The exercise asks you to copy every line below in which "SATIS" appears.

Data excerpts:
▼
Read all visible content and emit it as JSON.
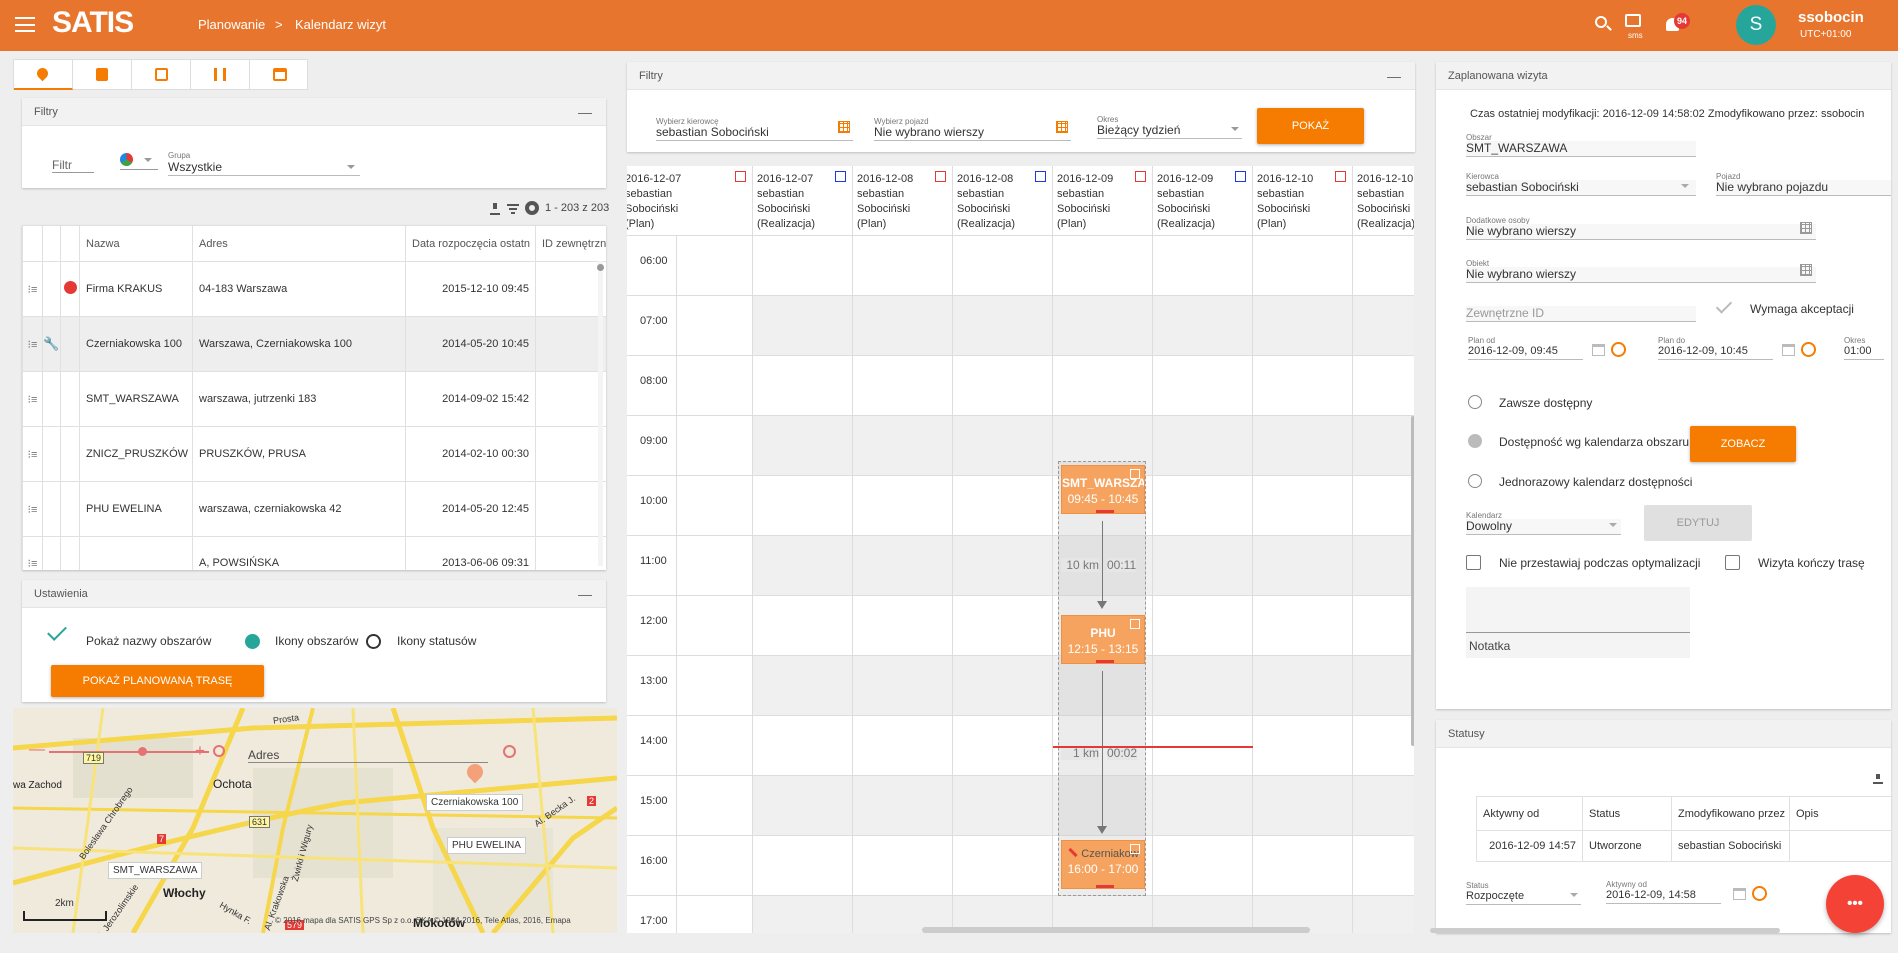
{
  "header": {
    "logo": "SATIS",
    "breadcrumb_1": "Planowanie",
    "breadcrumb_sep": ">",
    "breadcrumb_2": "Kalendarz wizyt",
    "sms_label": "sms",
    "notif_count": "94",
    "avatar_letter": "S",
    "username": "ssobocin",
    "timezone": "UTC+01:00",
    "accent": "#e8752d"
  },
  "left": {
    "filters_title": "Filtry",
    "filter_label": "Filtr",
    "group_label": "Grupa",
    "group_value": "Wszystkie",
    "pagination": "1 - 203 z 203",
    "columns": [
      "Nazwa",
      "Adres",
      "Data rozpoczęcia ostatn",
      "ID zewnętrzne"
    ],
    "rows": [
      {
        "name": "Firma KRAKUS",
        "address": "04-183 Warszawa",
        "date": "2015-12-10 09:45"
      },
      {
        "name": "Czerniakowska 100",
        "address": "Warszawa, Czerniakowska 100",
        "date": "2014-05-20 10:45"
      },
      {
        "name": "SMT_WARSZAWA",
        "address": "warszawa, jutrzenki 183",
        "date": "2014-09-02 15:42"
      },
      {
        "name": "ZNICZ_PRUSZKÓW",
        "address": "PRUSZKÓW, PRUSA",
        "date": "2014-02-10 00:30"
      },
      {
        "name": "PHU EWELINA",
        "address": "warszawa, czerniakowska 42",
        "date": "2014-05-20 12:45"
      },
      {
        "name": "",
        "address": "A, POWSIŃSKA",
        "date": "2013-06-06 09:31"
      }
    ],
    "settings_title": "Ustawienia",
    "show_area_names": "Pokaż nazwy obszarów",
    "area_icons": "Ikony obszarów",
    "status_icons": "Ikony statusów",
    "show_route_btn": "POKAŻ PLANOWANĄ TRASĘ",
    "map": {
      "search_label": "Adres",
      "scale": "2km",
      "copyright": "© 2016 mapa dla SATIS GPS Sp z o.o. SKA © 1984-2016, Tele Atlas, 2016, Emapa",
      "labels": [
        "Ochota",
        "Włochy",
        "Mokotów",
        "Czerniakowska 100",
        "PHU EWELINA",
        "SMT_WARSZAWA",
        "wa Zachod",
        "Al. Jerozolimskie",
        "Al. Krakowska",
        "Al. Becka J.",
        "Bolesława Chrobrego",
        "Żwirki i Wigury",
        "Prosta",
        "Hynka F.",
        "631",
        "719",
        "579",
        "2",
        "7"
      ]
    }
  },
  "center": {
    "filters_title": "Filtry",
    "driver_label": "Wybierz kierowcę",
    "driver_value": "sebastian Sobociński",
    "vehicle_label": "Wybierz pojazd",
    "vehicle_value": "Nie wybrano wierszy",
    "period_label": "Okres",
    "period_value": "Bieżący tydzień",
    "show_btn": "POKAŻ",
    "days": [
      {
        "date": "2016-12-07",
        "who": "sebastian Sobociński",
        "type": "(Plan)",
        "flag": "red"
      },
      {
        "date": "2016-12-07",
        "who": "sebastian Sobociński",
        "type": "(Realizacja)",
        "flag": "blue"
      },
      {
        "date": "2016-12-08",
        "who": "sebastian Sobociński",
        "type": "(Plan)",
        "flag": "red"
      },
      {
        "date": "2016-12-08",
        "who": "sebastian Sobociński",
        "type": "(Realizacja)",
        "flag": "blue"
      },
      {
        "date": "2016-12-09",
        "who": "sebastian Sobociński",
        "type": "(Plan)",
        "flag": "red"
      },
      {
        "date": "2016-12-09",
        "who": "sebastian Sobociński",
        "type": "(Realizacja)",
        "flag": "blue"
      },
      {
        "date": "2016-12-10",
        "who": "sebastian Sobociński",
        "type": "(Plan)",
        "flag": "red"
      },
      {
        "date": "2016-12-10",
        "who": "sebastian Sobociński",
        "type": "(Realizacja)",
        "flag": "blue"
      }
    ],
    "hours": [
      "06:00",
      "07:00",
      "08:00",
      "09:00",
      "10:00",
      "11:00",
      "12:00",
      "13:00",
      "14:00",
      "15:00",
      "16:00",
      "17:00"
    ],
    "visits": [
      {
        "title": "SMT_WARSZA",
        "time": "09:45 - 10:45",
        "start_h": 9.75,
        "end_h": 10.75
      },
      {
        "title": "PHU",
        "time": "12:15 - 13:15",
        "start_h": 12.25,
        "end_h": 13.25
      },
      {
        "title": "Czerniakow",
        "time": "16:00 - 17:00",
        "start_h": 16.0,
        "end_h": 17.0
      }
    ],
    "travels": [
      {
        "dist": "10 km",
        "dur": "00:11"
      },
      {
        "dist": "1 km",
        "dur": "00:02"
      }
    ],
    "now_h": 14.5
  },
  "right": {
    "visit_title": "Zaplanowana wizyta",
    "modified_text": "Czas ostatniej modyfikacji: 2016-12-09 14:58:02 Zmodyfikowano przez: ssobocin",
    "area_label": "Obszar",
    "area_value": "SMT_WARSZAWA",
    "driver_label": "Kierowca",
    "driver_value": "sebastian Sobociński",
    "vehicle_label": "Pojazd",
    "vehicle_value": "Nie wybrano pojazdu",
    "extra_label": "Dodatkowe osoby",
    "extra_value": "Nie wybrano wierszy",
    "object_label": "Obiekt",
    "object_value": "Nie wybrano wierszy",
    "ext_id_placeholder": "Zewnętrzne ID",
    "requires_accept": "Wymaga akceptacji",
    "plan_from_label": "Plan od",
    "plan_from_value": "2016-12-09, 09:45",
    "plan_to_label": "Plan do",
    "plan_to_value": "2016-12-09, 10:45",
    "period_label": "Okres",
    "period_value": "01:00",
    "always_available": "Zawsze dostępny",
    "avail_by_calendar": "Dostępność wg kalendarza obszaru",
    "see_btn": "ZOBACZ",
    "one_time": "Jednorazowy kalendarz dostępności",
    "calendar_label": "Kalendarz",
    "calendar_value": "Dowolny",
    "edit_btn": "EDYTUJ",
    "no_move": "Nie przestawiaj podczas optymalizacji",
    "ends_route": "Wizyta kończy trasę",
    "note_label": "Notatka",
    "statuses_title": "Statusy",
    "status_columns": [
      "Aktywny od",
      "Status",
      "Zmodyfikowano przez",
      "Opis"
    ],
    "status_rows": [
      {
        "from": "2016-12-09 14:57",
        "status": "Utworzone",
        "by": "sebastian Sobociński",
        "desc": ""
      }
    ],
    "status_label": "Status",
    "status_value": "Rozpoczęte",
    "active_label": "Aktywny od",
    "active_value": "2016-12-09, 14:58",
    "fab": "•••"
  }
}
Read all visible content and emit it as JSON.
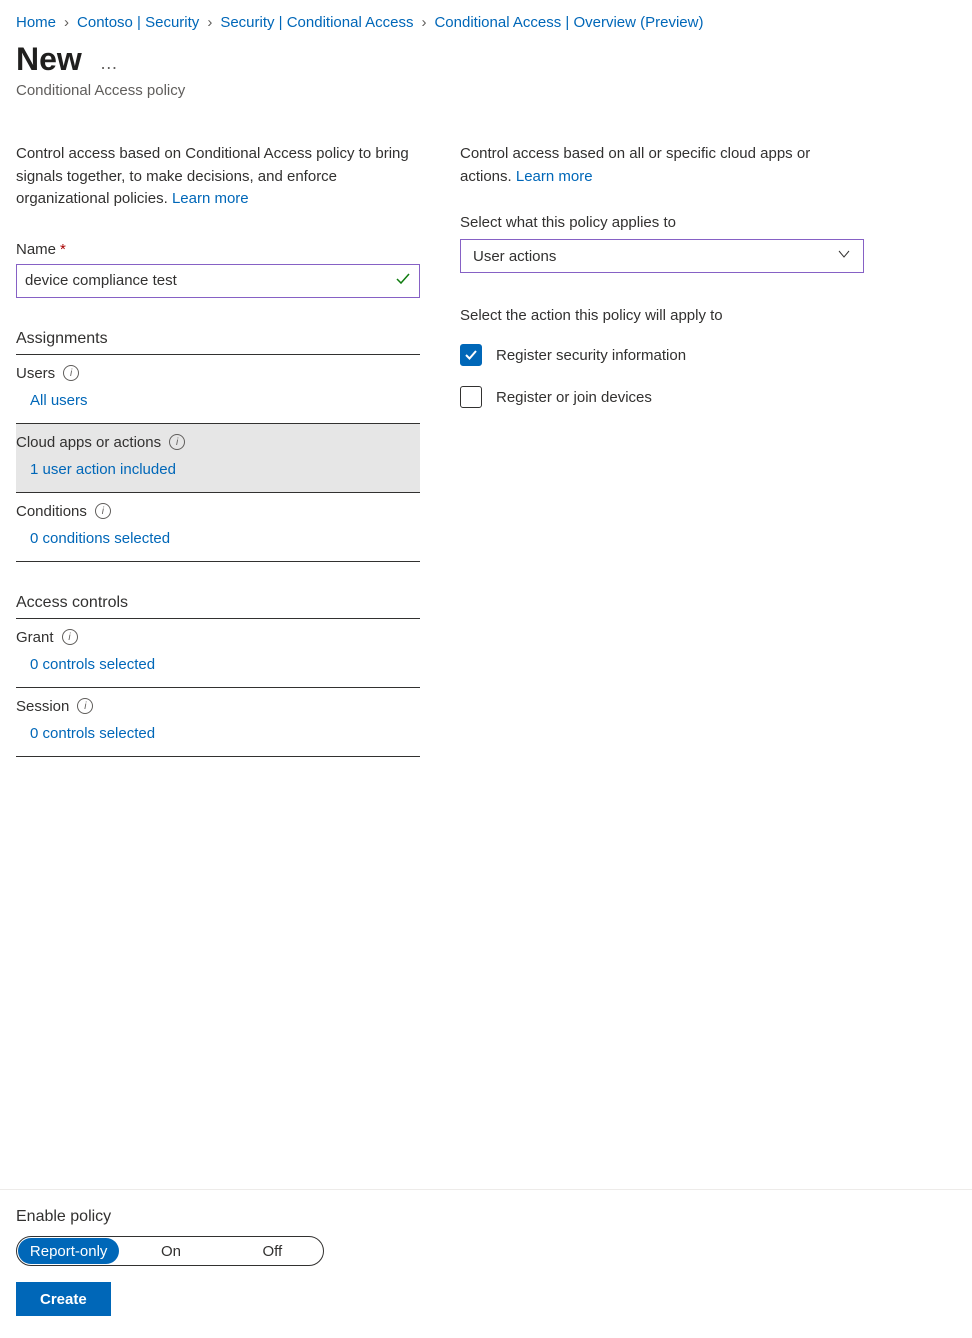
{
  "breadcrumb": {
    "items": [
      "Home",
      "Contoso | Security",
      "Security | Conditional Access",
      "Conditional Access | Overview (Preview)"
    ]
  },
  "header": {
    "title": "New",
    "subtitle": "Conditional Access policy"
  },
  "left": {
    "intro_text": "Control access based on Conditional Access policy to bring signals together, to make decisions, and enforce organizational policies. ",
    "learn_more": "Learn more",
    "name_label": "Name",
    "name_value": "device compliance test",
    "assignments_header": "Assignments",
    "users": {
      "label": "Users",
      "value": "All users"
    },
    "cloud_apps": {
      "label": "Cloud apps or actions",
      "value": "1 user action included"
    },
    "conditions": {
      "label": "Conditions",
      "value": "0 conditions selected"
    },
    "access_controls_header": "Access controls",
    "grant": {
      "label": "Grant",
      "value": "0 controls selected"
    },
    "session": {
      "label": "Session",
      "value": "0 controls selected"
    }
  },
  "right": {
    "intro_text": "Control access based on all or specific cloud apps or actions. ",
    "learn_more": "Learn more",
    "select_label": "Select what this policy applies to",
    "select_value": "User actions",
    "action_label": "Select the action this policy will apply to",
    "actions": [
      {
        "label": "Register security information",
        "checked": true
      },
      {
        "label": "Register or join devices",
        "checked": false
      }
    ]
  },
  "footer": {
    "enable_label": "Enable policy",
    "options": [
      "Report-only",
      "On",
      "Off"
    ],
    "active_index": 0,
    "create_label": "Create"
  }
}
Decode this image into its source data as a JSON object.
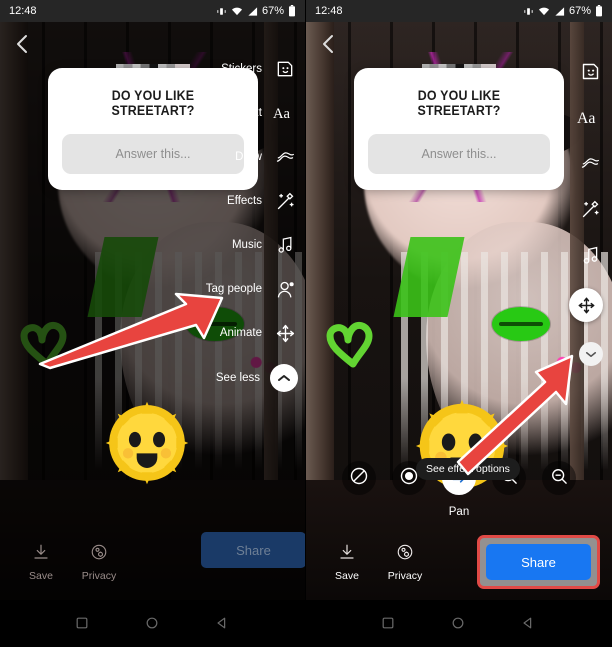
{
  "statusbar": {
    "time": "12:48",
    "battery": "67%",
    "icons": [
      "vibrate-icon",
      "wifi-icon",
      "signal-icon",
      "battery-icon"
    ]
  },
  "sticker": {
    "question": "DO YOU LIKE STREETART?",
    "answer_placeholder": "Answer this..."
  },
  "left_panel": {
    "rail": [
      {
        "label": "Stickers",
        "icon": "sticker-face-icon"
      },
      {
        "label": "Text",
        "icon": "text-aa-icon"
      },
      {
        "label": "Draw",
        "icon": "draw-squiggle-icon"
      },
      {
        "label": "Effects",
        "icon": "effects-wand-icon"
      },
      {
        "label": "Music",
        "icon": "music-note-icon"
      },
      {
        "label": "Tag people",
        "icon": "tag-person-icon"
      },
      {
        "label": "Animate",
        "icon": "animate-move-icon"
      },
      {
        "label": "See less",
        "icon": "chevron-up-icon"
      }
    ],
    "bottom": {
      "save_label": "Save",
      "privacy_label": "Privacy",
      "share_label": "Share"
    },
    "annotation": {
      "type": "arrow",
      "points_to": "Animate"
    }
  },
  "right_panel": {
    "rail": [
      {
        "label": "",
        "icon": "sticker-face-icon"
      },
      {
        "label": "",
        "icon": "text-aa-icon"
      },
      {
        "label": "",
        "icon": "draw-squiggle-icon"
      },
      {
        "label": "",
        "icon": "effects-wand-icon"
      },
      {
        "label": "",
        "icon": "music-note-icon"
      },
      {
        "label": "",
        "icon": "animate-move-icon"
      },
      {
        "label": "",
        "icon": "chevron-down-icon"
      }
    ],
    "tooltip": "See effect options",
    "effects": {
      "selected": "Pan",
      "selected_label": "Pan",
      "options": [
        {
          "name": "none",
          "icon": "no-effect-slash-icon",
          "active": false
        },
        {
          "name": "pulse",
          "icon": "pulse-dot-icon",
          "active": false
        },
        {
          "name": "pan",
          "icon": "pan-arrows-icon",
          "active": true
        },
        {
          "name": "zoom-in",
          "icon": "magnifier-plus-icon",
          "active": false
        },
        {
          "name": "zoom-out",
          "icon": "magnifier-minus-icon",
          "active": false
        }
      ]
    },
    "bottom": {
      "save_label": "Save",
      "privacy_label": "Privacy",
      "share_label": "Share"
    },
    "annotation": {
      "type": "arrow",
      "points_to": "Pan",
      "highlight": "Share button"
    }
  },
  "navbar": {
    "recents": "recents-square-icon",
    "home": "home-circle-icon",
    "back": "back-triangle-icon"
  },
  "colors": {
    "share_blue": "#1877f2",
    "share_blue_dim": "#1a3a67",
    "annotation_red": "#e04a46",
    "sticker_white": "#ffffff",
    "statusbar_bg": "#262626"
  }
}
▲
Answer below:
    "logo": "SATIS",
      "copyright": "© 2016 mapa dla SATIS GPS Sp z o.o. SKA © 1984-2016, Tele Atlas, 2016, Emapa",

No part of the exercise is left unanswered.